Excerpt provided START

Cardiac yoga is a system of stress management and health promotion designed specifically to focus on the needs of a heart patient.  Cardiac yoga is basically artery gentle yoga exercises tailored to the special needs of people who have various cardiac problems, live with a cardiac condition or recover from cardiac diseases. Cardiac yoga allows for the participant to stay seated while learning the different movements, and eventually working their way up to a full yoga routine.

Cardiac Yoga is listed as a trademark of founder and director, M. Mala Cunningham, Ph.D.

Among the cardiovascular problems that cardiac yoga is aimed to relieve are coronary artery disease, hypertension, myocardial infarction, bypass surgery, and many others.  Cardiac yoga is recommended to the medically stable patients.

Methods
Cardiac yoga focuses mainly on breathing practices, stress reduction, stretching, relaxation, and body awareness techniques.  While exercising, patients use mats, pillows, chairs and other accessories to ensure general comfort and correct positioning. The aim is to improve lung capacity, reduce stress, strengthen tired muscles and inspire healing. It also assists with emotional adjustment. 
A Yale University of Medicine study done in 2004 showed that patients who did yoga three times a week could lower their blood pressure and resting heart rate, which in turn can help to lower the risk of heart problems.

Clinical trials
In the Czech Republic, Dr Wolfgang Mayer-Berger conducted a study on male cardiac-rehab patients that had been previously diagnosed with hypertension. The participants took part in the three-week program, which consisted of half an hour of “cardiac yoga”, for five days per week.  The results showed declines in systolic blood pressure. The patients who participated in the “cardiac yoga” continued on with the exercises after the study was complete.

Cardiac yoga is aimed at helping cardiovascular patients to develop an exercise routine that can be done at home to further promote a healthy lifestyle.  Patients learn deep relaxation, stretching and breathing techniques, work with their imagination, and observe a healthy diet.  Cardiac yoga concentrates on positive attitude and aims to support the mind, spirit and body of cardiovascular patients.

Inspiration
The actual type of yoga that cardiac yoga can be connected with could be Hatha Yoga. It aims to achieve balance between the body and the mind, incorporating breathing exercises as well as meditation. It is often used for healing the body in a natural way, rather than using western medications. Hatha yoga uses physical poses called asanas, which would be modified slightly in cardiac yoga. The word asana is Sanskrit for “seat” which is what cardiac yoga focuses on with breathing techniques as well as flexibility and concentration on specific areas of the body.

An example of cardiac yoga would be doing the sun salutation pose while sitting on a chair. After improving strength the person may stop using the back of the chair to support themselves and eventually, by gaining confidence and strength they may be able to complete the exercise standing without support.

Excerpt provided END
Dataset entries START

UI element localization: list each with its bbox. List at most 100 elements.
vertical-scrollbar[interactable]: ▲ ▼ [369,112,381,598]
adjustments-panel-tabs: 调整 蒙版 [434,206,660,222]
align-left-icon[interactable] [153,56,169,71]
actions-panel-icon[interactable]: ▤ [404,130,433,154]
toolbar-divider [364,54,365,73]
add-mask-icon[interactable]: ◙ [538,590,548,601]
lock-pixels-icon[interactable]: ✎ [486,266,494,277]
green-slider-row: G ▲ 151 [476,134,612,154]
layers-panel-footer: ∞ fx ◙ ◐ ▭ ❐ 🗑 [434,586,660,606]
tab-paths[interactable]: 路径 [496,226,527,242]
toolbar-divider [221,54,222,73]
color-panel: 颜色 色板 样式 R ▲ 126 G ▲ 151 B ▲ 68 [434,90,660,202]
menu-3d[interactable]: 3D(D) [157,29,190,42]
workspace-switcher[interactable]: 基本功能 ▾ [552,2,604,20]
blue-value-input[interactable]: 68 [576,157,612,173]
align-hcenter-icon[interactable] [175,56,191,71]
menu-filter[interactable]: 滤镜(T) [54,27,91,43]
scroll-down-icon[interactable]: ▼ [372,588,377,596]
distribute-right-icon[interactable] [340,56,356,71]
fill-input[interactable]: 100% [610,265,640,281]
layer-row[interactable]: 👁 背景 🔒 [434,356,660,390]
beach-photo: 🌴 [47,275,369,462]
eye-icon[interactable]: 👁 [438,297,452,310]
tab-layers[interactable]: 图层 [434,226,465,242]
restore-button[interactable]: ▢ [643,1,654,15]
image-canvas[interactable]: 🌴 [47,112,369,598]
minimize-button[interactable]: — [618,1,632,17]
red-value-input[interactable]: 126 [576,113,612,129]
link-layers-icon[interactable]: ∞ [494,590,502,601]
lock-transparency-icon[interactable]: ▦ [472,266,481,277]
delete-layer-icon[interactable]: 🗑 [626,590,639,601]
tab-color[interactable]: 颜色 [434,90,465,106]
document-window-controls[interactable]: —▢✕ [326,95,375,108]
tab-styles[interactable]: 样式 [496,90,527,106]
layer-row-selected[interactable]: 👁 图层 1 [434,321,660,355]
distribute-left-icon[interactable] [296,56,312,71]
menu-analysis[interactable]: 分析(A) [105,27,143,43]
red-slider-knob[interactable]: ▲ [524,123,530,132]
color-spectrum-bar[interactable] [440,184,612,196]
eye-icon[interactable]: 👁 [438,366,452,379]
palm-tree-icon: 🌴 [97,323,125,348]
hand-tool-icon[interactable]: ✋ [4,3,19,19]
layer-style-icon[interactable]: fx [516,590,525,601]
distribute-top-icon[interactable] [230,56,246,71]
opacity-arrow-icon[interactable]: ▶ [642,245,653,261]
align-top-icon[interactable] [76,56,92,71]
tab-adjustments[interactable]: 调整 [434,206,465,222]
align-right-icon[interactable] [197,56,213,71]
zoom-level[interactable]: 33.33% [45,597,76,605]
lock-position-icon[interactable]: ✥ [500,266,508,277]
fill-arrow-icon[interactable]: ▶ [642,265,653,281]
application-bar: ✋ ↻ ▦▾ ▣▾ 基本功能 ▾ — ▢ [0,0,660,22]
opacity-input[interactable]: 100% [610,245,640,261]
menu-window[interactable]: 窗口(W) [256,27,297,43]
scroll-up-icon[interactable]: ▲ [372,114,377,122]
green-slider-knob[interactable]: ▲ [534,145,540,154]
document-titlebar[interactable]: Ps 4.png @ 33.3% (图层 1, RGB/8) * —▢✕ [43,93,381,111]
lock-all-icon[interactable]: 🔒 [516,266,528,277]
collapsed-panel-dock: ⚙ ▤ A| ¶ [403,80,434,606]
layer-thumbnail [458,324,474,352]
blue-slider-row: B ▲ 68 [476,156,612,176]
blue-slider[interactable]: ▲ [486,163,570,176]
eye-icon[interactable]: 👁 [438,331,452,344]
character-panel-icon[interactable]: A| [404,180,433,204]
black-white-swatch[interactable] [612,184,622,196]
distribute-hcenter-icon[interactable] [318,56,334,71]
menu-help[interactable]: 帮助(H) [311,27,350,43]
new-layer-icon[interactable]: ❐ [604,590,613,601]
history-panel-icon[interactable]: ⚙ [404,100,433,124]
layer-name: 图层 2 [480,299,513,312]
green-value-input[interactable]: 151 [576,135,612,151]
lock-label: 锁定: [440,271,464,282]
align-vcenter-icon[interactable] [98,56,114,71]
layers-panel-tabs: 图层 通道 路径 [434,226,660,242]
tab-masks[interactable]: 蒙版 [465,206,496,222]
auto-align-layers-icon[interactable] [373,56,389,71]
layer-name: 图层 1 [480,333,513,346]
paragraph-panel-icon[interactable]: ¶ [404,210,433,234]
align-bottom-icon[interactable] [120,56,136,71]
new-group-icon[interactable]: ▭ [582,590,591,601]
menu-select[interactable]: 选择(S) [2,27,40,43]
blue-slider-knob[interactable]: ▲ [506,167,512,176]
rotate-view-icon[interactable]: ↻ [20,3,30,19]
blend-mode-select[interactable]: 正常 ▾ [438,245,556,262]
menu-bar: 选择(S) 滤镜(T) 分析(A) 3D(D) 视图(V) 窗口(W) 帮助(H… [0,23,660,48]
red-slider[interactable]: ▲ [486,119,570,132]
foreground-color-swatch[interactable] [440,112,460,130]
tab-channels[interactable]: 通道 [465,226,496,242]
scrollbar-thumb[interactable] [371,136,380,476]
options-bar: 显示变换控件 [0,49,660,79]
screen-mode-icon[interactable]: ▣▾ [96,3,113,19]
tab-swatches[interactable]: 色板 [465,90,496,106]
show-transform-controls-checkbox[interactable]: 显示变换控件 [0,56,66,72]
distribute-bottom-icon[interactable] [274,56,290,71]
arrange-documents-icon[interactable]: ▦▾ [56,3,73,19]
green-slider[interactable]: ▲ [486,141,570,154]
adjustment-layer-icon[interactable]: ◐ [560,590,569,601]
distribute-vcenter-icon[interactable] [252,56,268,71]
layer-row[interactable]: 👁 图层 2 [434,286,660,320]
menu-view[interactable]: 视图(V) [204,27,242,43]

Dataset entries END

** Activity **
In the cardiac yoga text, please rewrite the passage from "Clinical trials" up to and including "study was complete.", replacing "three-week" with "four-week". You will not need the material for this.

** Answer to this problem **
Clinical trials
In the Czech Republic, Dr Wolfgang Mayer-Berger conducted a study on male cardiac-rehab patients that had been previously diagnosed with hypertension. The participants took part in the four-week program, which consisted of half an hour of “cardiac yoga”, for five days per week.  The results showed declines in systolic blood pressure. The patients who participated in the “cardiac yoga” continued on with the exercises after the study was complete.